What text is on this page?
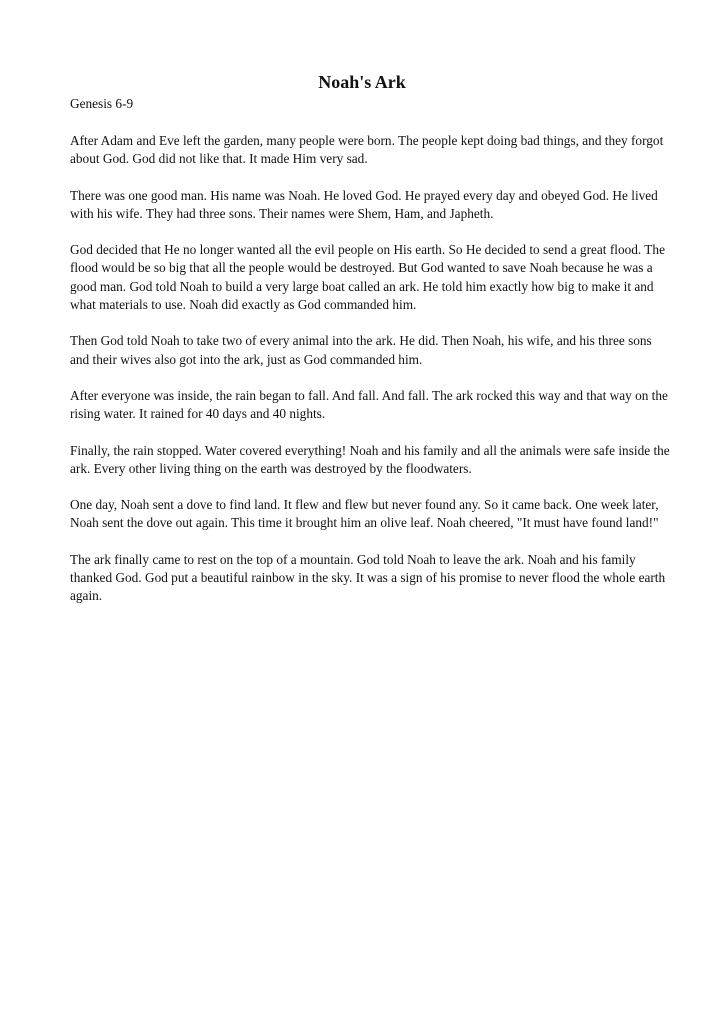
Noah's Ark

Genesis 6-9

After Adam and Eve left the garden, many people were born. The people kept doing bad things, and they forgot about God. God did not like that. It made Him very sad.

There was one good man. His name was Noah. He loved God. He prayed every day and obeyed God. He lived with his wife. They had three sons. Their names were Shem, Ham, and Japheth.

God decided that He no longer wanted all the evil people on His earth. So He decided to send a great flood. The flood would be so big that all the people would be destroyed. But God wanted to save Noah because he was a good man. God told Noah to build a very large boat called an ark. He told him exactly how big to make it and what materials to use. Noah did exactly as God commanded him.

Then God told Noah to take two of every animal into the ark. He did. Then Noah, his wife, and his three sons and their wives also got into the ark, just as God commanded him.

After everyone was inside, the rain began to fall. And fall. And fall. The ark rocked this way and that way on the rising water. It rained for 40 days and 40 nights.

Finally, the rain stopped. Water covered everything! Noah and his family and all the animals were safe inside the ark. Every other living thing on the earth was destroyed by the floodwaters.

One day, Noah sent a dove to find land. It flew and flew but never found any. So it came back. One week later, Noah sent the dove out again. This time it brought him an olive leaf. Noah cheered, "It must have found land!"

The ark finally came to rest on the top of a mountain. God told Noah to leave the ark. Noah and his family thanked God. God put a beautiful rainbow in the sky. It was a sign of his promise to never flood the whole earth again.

-.-.-

What is needed is an exact reproduction of the data, pictures excluded.

What text is on this page?
Noah's Ark

Genesis 6-9

After Adam and Eve left the garden, many people were born. The people kept doing bad things, and they forgot about God. God did not like that. It made Him very sad.

There was one good man. His name was Noah. He loved God. He prayed every day and obeyed God. He lived with his wife. They had three sons. Their names were Shem, Ham, and Japheth.

God decided that He no longer wanted all the evil people on His earth. So He decided to send a great flood. The flood would be so big that all the people would be destroyed. But God wanted to save Noah because he was a good man. God told Noah to build a very large boat called an ark. He told him exactly how big to make it and what materials to use. Noah did exactly as God commanded him.

Then God told Noah to take two of every animal into the ark. He did. Then Noah, his wife, and his three sons and their wives also got into the ark, just as God commanded him.

After everyone was inside, the rain began to fall. And fall. And fall. The ark rocked this way and that way on the rising water. It rained for 40 days and 40 nights.

Finally, the rain stopped. Water covered everything! Noah and his family and all the animals were safe inside the ark. Every other living thing on the earth was destroyed by the floodwaters.

One day, Noah sent a dove to find land. It flew and flew but never found any. So it came back. One week later, Noah sent the dove out again. This time it brought him an olive leaf. Noah cheered, "It must have found land!"

The ark finally came to rest on the top of a mountain. God told Noah to leave the ark. Noah and his family thanked God. God put a beautiful rainbow in the sky. It was a sign of his promise to never flood the whole earth again.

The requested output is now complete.